(Records from a collection)
+ + + +
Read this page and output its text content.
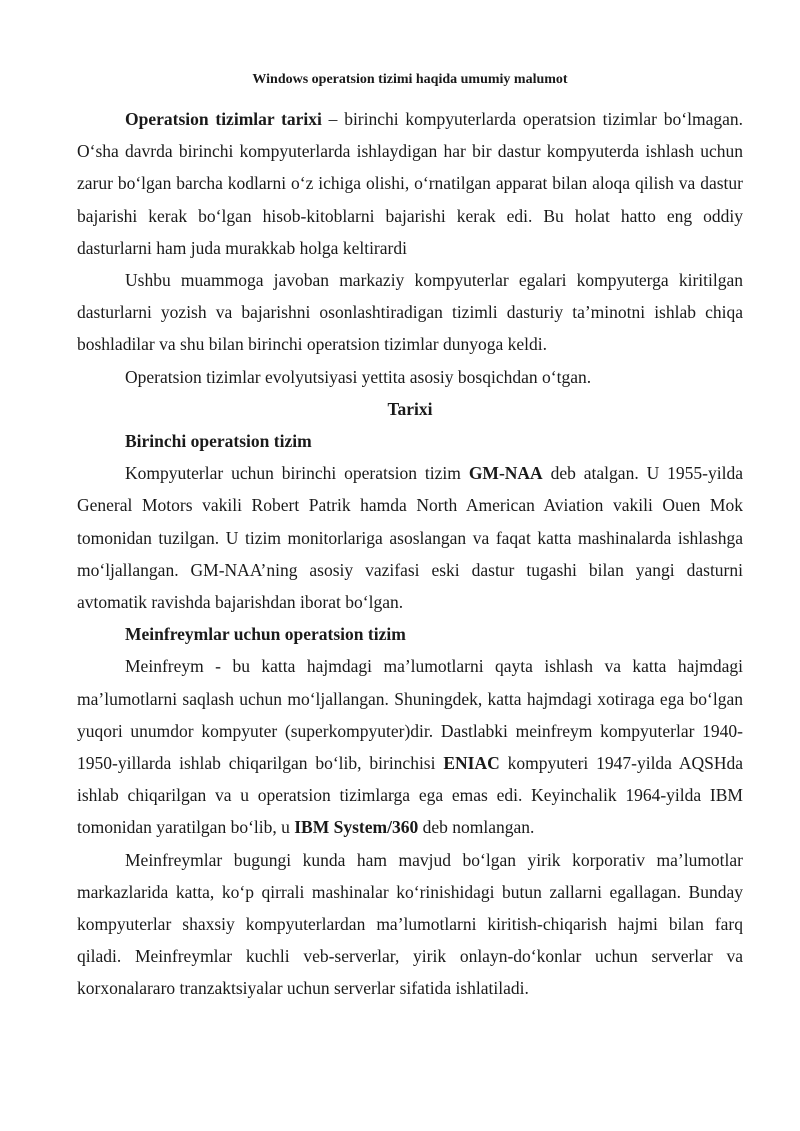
Windows operatsion tizimi haqida umumiy malumot

Operatsion tizimlar tarixi – birinchi kompyuterlarda operatsion tizimlar bo‘lmagan. O‘sha davrda birinchi kompyuterlarda ishlaydigan har bir dastur kompyuterda ishlash uchun zarur bo‘lgan barcha kodlarni o‘z ichiga olishi, o‘rnatilgan apparat bilan aloqa qilish va dastur bajarishi kerak bo‘lgan hisob-kitoblarni bajarishi kerak edi. Bu holat hatto eng oddiy dasturlarni ham juda murakkab holga keltirardi

Ushbu muammoga javoban markaziy kompyuterlar egalari kompyuterga kiritilgan dasturlarni yozish va bajarishni osonlashtiradigan tizimli dasturiy ta’minotni ishlab chiqa boshladilar va shu bilan birinchi operatsion tizimlar dunyoga keldi.

Operatsion tizimlar evolyutsiyasi yettita asosiy bosqichdan o‘tgan.

Tarixi
Birinchi operatsion tizim

Kompyuterlar uchun birinchi operatsion tizim GM-NAA deb atalgan. U 1955-yilda General Motors vakili Robert Patrik hamda North American Aviation vakili Ouen Mok tomonidan tuzilgan. U tizim monitorlariga asoslangan va faqat katta mashinalarda ishlashga mo‘ljallangan. GM-NAA’ning asosiy vazifasi eski dastur tugashi bilan yangi dasturni avtomatik ravishda bajarishdan iborat bo‘lgan.

Meinfreymlar uchun operatsion tizim

Meinfreym - bu katta hajmdagi ma’lumotlarni qayta ishlash va katta hajmdagi ma’lumotlarni saqlash uchun mo‘ljallangan. Shuningdek, katta hajmdagi xotiraga ega bo‘lgan yuqori unumdor kompyuter (superkompyuter)dir. Dastlabki meinfreym kompyuterlar 1940-1950-yillarda ishlab chiqarilgan bo‘lib, birinchisi ENIAC kompyuteri 1947-yilda AQSHda ishlab chiqarilgan va u operatsion tizimlarga ega emas edi. Keyinchalik 1964-yilda IBM tomonidan yaratilgan bo‘lib, u IBM System/360 deb nomlangan.

Meinfreymlar bugungi kunda ham mavjud bo‘lgan yirik korporativ ma’lumotlar markazlarida katta, ko‘p qirrali mashinalar ko‘rinishidagi butun zallarni egallagan. Bunday kompyuterlar shaxsiy kompyuterlardan ma’lumotlarni kiritish-chiqarish hajmi bilan farq qiladi. Meinfreymlar kuchli veb-serverlar, yirik onlayn-do‘konlar uchun serverlar va korxonalararo tranzaktsiyalar uchun serverlar sifatida ishlatiladi.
+ + + +
• DIRECTIONS: Tally how many lines of the data include the word "Meinfreymlar". Write the number and nothing else.

• SOLUTION TO THIS EXERCISE: 2